# Relocation Service in Mexico City



## kabb (Jul 4, 2014)

Has anyone used a relocation service in Mexico City that they would recommend? My husband's company is considering opening an office there and we would be moving with our two children. We need help with location orientation, housing, schools, etc. and because his company does not currently have an office there, they do not have anyone from HR who is familiar with Mexico. 

I've received some helpful tips on the other posts I've made regarding schools, but I think we need to just come down there and have someone familiar with the city show us around and answer our questions.

Thanks in advance.


----------



## Longford (May 25, 2012)

I'm going to assume that your husband's company has already identified legal and/or accounting assistance in Mexico City; probably acouple of "firms" which will handle the appropriate matters ... including immigration for your husband and the family. Having no prior HR or relocation experience in the city my suggestion is that your husband, or you, speak with these professionals to seek their advice based on prior experience they likely have had. Search the internet, also, for the website for the *Newcomers Club Mexico City*. The Club may be a good resource point for you for the local questions (schools, relocation, etc.) and I believe there is a forum which is part of the website where you can post questions. Rules of this particular forum do not permit providing a link to websites such as that one.


----------



## kabb (Jul 4, 2014)

Thank you.


----------



## AlanMexicali (Jun 1, 2011)

I have a good friend who did corporate relocation from Canada [retired now]. He said you hire a local relocation company, that in your case would be an American company that does relocations to Mexico City. Not the other way around. This is for moving your stuff [logistics] and taking care of Customs and local movers etc.

For getting settled in I would presume you would need a local contact that is knowlegable of the things you need and a visit there before relocating.


----------

********************

GIVEN REQUEST 1:
In the Mexico City relocation thread, which club's website does Longford suggest searching for?
The listing that comes next has no connection to the thread about relocating to Mexico City.

Saved entries:
********************

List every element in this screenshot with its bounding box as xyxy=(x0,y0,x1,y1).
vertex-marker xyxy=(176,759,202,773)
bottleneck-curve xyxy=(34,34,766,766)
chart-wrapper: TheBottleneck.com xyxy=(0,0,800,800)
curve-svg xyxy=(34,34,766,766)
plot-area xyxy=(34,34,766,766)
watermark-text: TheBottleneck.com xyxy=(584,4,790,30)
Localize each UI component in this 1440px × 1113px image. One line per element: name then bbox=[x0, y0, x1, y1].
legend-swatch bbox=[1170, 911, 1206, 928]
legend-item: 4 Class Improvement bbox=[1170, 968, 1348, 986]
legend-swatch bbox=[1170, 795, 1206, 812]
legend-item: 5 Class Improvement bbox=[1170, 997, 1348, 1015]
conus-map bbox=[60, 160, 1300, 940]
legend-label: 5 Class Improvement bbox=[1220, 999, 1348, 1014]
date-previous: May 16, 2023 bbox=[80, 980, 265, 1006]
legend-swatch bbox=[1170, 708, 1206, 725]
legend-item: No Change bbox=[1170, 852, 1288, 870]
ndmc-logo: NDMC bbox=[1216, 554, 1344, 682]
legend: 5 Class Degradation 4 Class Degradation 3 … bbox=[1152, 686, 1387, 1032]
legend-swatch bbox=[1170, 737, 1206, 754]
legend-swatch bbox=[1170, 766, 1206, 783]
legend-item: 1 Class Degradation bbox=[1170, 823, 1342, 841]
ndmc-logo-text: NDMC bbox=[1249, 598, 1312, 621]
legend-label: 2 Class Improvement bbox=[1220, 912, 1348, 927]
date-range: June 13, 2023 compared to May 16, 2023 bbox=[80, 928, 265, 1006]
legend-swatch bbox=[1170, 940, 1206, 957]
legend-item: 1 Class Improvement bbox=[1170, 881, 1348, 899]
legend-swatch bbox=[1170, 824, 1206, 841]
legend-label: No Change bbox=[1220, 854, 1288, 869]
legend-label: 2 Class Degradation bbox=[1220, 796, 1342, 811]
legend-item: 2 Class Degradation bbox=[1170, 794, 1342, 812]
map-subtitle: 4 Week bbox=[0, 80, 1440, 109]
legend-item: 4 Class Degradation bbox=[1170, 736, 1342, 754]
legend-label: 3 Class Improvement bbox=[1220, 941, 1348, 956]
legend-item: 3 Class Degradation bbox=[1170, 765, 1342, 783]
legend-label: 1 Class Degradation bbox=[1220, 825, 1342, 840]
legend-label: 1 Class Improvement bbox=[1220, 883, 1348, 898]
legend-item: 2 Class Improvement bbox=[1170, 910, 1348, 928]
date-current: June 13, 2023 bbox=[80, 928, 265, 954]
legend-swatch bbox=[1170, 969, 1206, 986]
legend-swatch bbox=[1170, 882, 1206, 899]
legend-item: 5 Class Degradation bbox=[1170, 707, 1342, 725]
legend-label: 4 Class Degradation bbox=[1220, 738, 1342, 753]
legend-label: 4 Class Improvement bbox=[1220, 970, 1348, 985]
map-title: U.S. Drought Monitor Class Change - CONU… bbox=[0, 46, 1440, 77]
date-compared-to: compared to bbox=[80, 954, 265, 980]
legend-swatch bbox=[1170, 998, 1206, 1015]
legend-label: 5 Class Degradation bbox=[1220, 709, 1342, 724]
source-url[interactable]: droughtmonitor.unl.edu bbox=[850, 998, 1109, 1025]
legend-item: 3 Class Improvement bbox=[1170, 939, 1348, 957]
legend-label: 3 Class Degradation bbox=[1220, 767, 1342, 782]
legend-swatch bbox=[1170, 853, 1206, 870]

********************

GIVEN REQUEST 2:
Copy out the stretch of the listing from its first line through the line containing "plot-area xyxy=(34,34,766,766)", with both ends included.

FULL SOLUTION 1:
The Newcomers Club Mexico City.

FULL SOLUTION 2:
List every element in this screenshot with its bounding box as xyxy=(x0,y0,x1,y1).
vertex-marker xyxy=(176,759,202,773)
bottleneck-curve xyxy=(34,34,766,766)
chart-wrapper: TheBottleneck.com xyxy=(0,0,800,800)
curve-svg xyxy=(34,34,766,766)
plot-area xyxy=(34,34,766,766)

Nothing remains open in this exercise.